▶ Set problem: Check each line of the data below for the word "arrow", then extract the ones that have it.

start Material shown

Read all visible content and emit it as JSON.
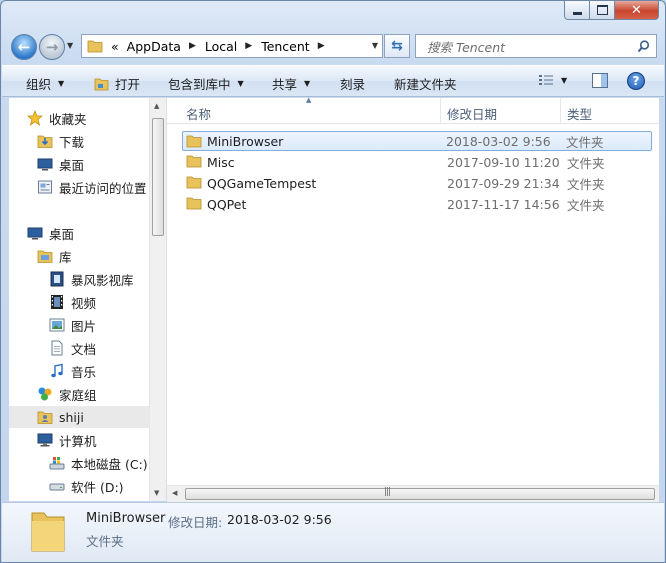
{
  "window": {
    "caption_buttons": [
      "minimize",
      "maximize",
      "close"
    ]
  },
  "nav": {
    "back_icon": "back-arrow-icon",
    "forward_icon": "forward-arrow-icon"
  },
  "address": {
    "overflow": "«",
    "crumbs": [
      "AppData",
      "Local",
      "Tencent"
    ]
  },
  "search": {
    "placeholder": "搜索 Tencent"
  },
  "toolbar": {
    "organize": "组织",
    "open": "打开",
    "include_in_library": "包含到库中",
    "share": "共享",
    "burn": "刻录",
    "new_folder": "新建文件夹"
  },
  "sidebar": {
    "favorites": "收藏夹",
    "downloads": "下载",
    "desktop_fav": "桌面",
    "recent": "最近访问的位置",
    "desktop": "桌面",
    "libraries": "库",
    "baofeng": "暴风影视库",
    "videos": "视频",
    "pictures": "图片",
    "documents": "文档",
    "music": "音乐",
    "homegroup": "家庭组",
    "user": "shiji",
    "computer": "计算机",
    "drive_c": "本地磁盘 (C:)",
    "drive_d": "软件 (D:)"
  },
  "columns": {
    "name": "名称",
    "date": "修改日期",
    "type": "类型"
  },
  "files": [
    {
      "name": "MiniBrowser",
      "date": "2018-03-02 9:56",
      "type": "文件夹"
    },
    {
      "name": "Misc",
      "date": "2017-09-10 11:20",
      "type": "文件夹"
    },
    {
      "name": "QQGameTempest",
      "date": "2017-09-29 21:34",
      "type": "文件夹"
    },
    {
      "name": "QQPet",
      "date": "2017-11-17 14:56",
      "type": "文件夹"
    }
  ],
  "details": {
    "name": "MiniBrowser",
    "date_label": "修改日期:",
    "date_value": "2018-03-02 9:56",
    "type": "文件夹"
  },
  "colors": {
    "accent": "#2f79c9",
    "selection_border": "#84acdd",
    "folder": "#e8c25a"
  }
}
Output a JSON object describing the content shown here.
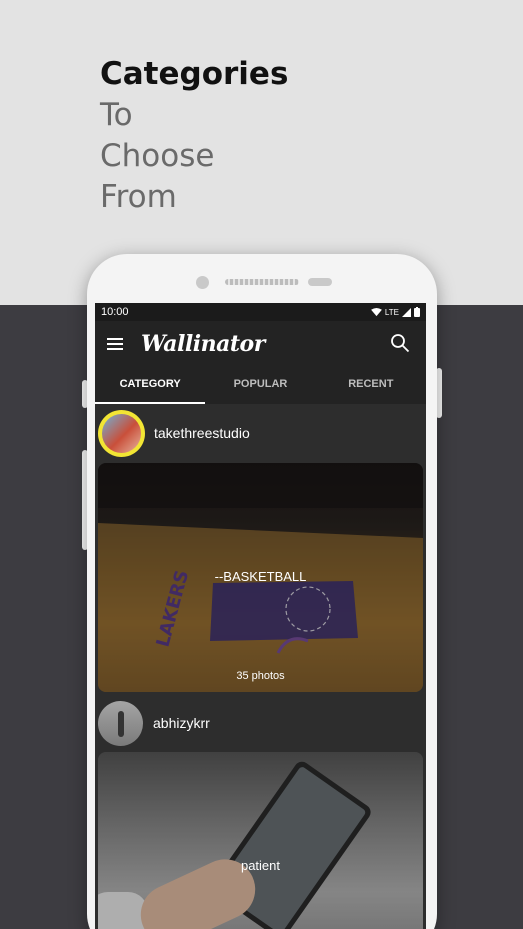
{
  "headline": {
    "line1": "Categories",
    "line2": "To",
    "line3": "Choose",
    "line4": "From"
  },
  "status_bar": {
    "time": "10:00",
    "network": "LTE"
  },
  "app": {
    "title": "Wallinator"
  },
  "tabs": [
    {
      "label": "CATEGORY",
      "active": true
    },
    {
      "label": "POPULAR",
      "active": false
    },
    {
      "label": "RECENT",
      "active": false
    }
  ],
  "posts": [
    {
      "username": "takethreestudio",
      "category_title": "--BASKETBALL",
      "photo_count": "35 photos"
    },
    {
      "username": "abhizykrr",
      "category_title": "patient"
    }
  ],
  "colors": {
    "accent_avatar_ring": "#f2e534",
    "screen_bg": "#2d2d2d",
    "appbar_bg": "#232323"
  }
}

end Material shown

▶ Full output:
    "back_icon": "back-arrow-icon",
    "forward_icon": "forward-arrow-icon"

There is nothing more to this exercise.